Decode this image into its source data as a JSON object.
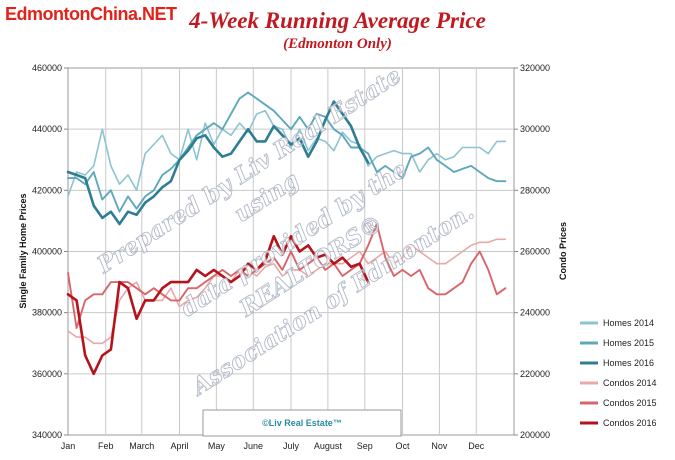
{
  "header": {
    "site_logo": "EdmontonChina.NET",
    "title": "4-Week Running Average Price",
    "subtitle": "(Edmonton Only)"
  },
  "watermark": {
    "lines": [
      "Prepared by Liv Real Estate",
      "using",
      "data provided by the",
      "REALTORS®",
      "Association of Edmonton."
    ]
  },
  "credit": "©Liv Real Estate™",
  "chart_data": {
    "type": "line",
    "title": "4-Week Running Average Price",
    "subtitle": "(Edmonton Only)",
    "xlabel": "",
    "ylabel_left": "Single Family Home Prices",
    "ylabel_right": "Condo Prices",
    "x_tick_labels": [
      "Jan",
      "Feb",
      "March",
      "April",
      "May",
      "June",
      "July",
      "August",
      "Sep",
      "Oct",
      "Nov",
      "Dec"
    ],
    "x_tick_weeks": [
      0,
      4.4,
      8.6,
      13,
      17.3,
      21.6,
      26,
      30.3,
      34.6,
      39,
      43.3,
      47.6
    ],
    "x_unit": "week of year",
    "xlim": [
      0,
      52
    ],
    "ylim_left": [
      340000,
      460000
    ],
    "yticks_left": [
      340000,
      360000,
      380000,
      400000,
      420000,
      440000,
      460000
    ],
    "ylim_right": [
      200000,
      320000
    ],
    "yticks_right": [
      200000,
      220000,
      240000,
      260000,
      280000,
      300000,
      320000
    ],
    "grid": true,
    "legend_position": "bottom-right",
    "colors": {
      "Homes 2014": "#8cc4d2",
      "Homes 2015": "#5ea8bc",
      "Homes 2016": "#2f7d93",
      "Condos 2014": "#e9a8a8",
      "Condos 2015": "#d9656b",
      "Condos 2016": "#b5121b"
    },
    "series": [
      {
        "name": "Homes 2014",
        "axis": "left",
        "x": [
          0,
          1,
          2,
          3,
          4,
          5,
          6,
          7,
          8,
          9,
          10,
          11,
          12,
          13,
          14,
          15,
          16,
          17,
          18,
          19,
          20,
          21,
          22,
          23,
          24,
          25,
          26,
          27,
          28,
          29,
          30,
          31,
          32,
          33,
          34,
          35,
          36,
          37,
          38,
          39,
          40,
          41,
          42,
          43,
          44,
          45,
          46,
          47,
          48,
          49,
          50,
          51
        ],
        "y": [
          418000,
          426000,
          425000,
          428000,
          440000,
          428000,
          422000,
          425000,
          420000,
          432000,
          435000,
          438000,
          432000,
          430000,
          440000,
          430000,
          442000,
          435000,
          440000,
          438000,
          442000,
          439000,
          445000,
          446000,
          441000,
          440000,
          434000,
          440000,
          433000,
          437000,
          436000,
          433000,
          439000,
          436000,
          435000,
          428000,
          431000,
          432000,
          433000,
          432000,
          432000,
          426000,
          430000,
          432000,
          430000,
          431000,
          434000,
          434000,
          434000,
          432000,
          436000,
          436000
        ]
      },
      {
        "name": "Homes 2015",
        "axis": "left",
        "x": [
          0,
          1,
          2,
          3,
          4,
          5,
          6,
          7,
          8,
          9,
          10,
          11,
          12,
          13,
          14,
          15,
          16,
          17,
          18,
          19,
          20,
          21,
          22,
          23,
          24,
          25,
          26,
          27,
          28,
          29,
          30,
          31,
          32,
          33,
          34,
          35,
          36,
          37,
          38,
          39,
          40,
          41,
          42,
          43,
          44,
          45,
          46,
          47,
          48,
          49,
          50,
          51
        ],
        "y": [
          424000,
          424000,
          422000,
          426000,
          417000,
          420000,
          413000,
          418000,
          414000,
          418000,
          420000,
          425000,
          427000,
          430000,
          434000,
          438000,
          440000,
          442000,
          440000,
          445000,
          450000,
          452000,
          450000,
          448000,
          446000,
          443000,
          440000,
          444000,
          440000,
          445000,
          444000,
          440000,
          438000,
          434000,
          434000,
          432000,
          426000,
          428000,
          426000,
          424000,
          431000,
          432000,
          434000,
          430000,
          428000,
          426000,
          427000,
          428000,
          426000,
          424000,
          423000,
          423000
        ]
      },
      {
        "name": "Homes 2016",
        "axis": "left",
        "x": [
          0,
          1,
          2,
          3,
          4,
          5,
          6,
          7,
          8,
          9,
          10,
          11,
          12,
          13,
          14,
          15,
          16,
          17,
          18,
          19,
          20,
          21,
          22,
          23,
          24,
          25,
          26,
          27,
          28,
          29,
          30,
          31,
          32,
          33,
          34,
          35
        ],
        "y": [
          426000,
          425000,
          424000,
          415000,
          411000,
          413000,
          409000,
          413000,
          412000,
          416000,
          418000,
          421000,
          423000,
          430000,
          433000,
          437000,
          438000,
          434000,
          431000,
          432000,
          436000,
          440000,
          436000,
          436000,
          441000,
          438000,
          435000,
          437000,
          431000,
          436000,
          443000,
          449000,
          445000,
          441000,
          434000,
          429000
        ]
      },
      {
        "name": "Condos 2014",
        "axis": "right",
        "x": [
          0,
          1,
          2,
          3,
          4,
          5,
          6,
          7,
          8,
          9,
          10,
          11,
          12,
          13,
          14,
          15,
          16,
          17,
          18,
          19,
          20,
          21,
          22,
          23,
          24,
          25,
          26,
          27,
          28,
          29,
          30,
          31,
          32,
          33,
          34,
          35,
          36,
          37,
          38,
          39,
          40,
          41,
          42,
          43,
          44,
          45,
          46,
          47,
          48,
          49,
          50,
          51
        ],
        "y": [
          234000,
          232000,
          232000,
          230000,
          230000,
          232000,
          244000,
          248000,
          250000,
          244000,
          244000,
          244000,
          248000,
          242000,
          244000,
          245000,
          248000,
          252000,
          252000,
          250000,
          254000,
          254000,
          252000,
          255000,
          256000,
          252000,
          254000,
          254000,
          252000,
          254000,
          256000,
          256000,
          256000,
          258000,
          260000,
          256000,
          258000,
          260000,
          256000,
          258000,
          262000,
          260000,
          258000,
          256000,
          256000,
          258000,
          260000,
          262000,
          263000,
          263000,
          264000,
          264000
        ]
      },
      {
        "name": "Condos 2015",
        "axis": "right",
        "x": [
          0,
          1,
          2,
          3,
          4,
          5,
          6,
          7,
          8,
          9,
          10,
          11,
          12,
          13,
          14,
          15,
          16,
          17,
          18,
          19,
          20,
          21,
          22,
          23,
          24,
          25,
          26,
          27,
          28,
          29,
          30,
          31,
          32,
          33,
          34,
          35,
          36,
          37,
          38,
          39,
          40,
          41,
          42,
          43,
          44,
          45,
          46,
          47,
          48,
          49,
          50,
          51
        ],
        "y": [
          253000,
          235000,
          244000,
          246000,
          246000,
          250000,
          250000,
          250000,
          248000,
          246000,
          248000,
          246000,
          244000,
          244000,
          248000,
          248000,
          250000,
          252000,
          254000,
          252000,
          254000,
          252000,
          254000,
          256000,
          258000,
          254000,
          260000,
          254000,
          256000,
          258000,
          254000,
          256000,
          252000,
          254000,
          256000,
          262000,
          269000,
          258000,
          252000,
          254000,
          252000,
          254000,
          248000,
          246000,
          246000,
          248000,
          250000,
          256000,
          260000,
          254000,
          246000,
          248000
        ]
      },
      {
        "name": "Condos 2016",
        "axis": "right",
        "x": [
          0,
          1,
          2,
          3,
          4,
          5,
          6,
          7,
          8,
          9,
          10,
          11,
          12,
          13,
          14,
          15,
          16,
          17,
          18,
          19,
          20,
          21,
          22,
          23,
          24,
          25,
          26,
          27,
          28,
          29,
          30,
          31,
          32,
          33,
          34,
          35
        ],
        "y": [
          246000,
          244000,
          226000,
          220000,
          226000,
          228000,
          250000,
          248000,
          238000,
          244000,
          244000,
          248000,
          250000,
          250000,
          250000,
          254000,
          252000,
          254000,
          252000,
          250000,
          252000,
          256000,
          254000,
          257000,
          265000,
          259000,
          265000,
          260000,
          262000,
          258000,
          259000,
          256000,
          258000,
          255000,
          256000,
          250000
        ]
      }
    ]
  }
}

__________________________________________________

What to work on -
Extract every line containing the string "Prices" from the material.

Written response -
    "ylabel_left": "Single Family Home Prices",
    "ylabel_right": "Condo Prices",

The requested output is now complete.